### What the exercise asks
Without the pictures, return all of the material exactly as written.

Collected data entries:
--- Begin ---

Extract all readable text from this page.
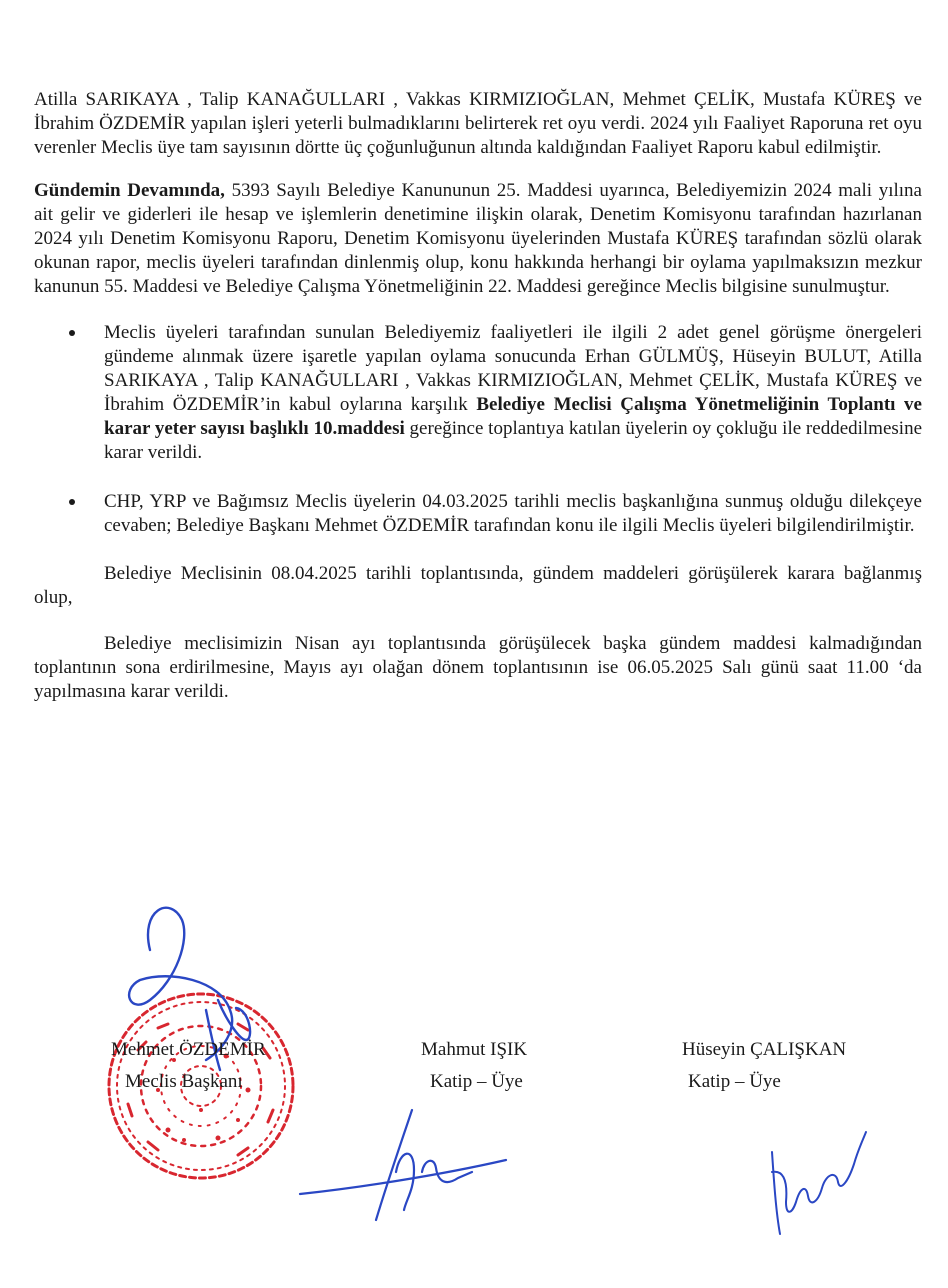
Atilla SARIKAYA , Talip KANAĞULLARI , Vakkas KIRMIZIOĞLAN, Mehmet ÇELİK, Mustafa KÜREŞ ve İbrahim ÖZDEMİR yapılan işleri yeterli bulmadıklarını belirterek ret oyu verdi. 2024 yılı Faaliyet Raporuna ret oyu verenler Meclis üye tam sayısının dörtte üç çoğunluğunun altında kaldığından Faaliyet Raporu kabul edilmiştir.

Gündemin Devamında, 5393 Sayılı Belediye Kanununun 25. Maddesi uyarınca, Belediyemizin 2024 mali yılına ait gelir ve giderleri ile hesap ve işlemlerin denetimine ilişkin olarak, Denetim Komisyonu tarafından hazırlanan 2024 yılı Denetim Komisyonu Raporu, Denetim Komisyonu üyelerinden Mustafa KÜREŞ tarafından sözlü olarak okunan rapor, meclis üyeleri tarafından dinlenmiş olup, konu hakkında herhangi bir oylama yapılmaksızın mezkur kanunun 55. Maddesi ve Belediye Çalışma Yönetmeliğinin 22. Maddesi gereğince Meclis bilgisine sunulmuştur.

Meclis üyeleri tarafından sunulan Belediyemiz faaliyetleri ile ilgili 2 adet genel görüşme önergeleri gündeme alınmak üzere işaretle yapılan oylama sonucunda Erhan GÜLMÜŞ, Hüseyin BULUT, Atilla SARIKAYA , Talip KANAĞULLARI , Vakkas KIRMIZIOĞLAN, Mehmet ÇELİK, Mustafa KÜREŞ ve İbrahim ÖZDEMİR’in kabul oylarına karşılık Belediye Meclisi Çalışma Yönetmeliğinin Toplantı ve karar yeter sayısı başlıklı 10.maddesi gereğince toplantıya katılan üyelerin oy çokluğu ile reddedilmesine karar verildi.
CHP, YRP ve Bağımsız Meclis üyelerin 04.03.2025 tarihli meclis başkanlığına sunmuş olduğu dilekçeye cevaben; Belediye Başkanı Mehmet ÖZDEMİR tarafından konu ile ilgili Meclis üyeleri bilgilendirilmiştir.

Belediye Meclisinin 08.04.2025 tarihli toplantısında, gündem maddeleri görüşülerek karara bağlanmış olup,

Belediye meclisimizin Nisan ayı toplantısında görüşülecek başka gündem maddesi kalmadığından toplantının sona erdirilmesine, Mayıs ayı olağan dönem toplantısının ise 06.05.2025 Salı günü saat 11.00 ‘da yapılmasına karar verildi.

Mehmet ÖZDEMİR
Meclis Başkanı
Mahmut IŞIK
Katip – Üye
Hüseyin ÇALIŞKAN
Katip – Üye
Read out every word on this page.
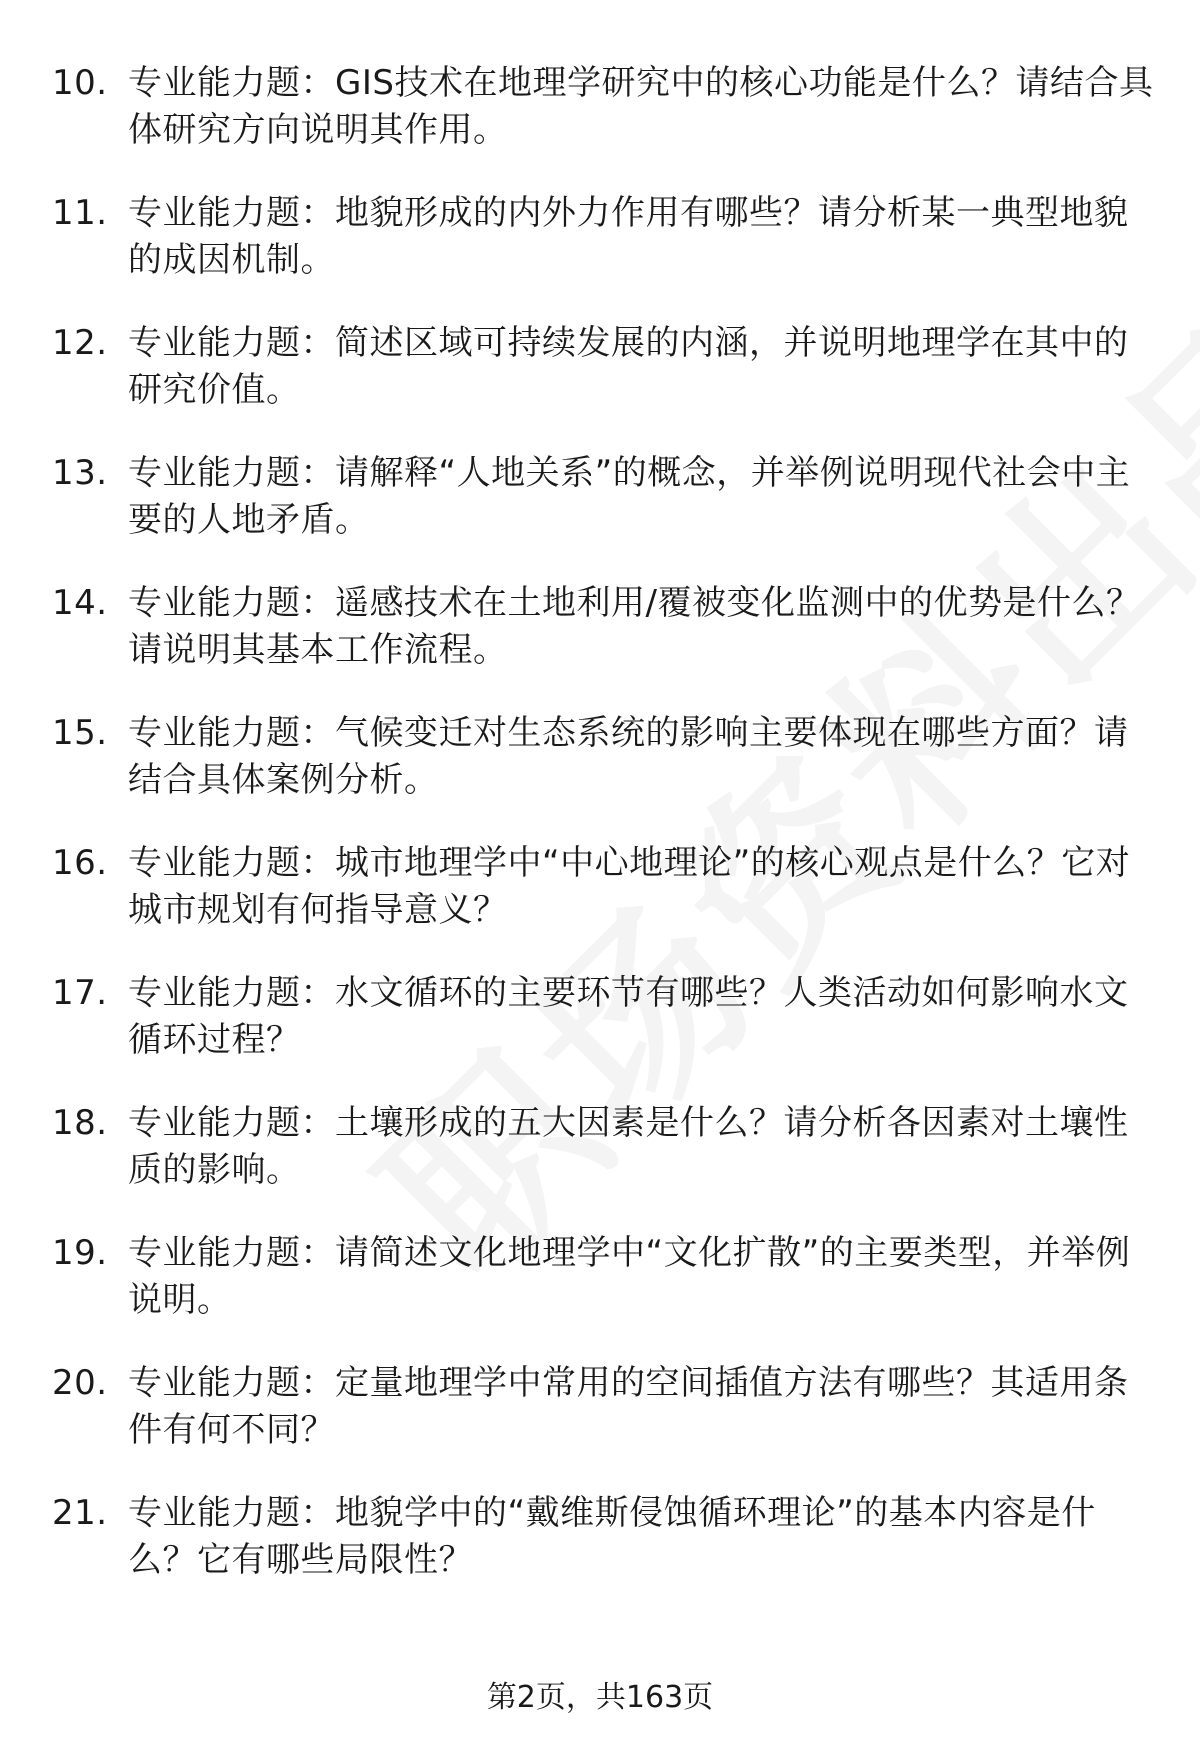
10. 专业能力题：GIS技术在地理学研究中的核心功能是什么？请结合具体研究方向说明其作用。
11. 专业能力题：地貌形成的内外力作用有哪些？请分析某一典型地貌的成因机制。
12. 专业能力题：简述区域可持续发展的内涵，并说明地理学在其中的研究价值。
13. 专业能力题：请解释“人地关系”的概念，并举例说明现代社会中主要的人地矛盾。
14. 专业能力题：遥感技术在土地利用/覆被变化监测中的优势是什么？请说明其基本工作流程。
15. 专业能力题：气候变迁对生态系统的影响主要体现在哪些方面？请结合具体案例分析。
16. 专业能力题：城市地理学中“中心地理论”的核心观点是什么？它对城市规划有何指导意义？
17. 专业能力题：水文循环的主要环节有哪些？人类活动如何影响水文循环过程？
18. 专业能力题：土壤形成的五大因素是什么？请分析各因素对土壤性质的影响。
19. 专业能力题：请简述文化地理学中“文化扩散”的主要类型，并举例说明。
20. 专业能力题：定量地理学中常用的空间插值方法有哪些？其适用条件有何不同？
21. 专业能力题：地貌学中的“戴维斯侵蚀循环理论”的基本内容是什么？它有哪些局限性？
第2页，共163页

--- End ---

### Answer to this task
Extract all readable text from this page.
Atilla SARIKAYA , Talip KANAĞULLARI , Vakkas KIRMIZIOĞLAN, Mehmet ÇELİK, Mustafa KÜREŞ ve İbrahim ÖZDEMİR yapılan işleri yeterli bulmadıklarını belirterek ret oyu verdi. 2024 yılı Faaliyet Raporuna ret oyu verenler Meclis üye tam sayısının dörtte üç çoğunluğunun altında kaldığından Faaliyet Raporu kabul edilmiştir.

Gündemin Devamında, 5393 Sayılı Belediye Kanununun 25. Maddesi uyarınca, Belediyemizin 2024 mali yılına ait gelir ve giderleri ile hesap ve işlemlerin denetimine ilişkin olarak, Denetim Komisyonu tarafından hazırlanan 2024 yılı Denetim Komisyonu Raporu, Denetim Komisyonu üyelerinden Mustafa KÜREŞ tarafından sözlü olarak okunan rapor, meclis üyeleri tarafından dinlenmiş olup, konu hakkında herhangi bir oylama yapılmaksızın mezkur kanunun 55. Maddesi ve Belediye Çalışma Yönetmeliğinin 22. Maddesi gereğince Meclis bilgisine sunulmuştur.

Meclis üyeleri tarafından sunulan Belediyemiz faaliyetleri ile ilgili 2 adet genel görüşme önergeleri gündeme alınmak üzere işaretle yapılan oylama sonucunda Erhan GÜLMÜŞ, Hüseyin BULUT, Atilla SARIKAYA , Talip KANAĞULLARI , Vakkas KIRMIZIOĞLAN, Mehmet ÇELİK, Mustafa KÜREŞ ve İbrahim ÖZDEMİR’in kabul oylarına karşılık Belediye Meclisi Çalışma Yönetmeliğinin Toplantı ve karar yeter sayısı başlıklı 10.maddesi gereğince toplantıya katılan üyelerin oy çokluğu ile reddedilmesine karar verildi.
CHP, YRP ve Bağımsız Meclis üyelerin 04.03.2025 tarihli meclis başkanlığına sunmuş olduğu dilekçeye cevaben; Belediye Başkanı Mehmet ÖZDEMİR tarafından konu ile ilgili Meclis üyeleri bilgilendirilmiştir.

Belediye Meclisinin 08.04.2025 tarihli toplantısında, gündem maddeleri görüşülerek karara bağlanmış olup,

Belediye meclisimizin Nisan ayı toplantısında görüşülecek başka gündem maddesi kalmadığından toplantının sona erdirilmesine, Mayıs ayı olağan dönem toplantısının ise 06.05.2025 Salı günü saat 11.00 ‘da yapılmasına karar verildi.

Mehmet ÖZDEMİR
Meclis Başkanı
Mahmut IŞIK
Katip – Üye
Hüseyin ÇALIŞKAN
Katip – Üye
Read out every word on this page.
10. 专业能力题：GIS技术在地理学研究中的核心功能是什么？请结合具体研究方向说明其作用。
11. 专业能力题：地貌形成的内外力作用有哪些？请分析某一典型地貌的成因机制。
12. 专业能力题：简述区域可持续发展的内涵，并说明地理学在其中的研究价值。
13. 专业能力题：请解释“人地关系”的概念，并举例说明现代社会中主要的人地矛盾。
14. 专业能力题：遥感技术在土地利用/覆被变化监测中的优势是什么？请说明其基本工作流程。
15. 专业能力题：气候变迁对生态系统的影响主要体现在哪些方面？请结合具体案例分析。
16. 专业能力题：城市地理学中“中心地理论”的核心观点是什么？它对城市规划有何指导意义？
17. 专业能力题：水文循环的主要环节有哪些？人类活动如何影响水文循环过程？
18. 专业能力题：土壤形成的五大因素是什么？请分析各因素对土壤性质的影响。
19. 专业能力题：请简述文化地理学中“文化扩散”的主要类型，并举例说明。
20. 专业能力题：定量地理学中常用的空间插值方法有哪些？其适用条件有何不同？
21. 专业能力题：地貌学中的“戴维斯侵蚀循环理论”的基本内容是什么？它有哪些局限性？
第2页，共163页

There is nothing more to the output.